REQUIRED WORK:
Tell how many lines include the string "Jesus". Answer with a single number.

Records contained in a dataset
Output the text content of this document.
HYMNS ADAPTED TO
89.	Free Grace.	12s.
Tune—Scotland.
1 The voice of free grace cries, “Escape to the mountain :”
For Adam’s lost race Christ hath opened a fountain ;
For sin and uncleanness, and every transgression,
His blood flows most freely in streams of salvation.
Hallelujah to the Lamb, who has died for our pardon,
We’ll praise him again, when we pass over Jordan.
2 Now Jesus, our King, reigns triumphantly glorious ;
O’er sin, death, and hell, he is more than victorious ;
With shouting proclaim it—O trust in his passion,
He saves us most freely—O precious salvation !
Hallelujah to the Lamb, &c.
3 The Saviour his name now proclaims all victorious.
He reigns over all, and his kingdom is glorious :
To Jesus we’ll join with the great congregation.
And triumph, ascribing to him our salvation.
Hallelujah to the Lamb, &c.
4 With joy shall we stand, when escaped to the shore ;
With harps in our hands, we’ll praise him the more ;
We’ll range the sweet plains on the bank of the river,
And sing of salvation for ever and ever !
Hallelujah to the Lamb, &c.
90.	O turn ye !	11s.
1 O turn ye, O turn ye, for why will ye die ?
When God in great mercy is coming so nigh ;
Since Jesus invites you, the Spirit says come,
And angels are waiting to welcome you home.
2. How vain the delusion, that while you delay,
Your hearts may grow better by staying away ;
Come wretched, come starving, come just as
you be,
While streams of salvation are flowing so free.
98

REPLY:
3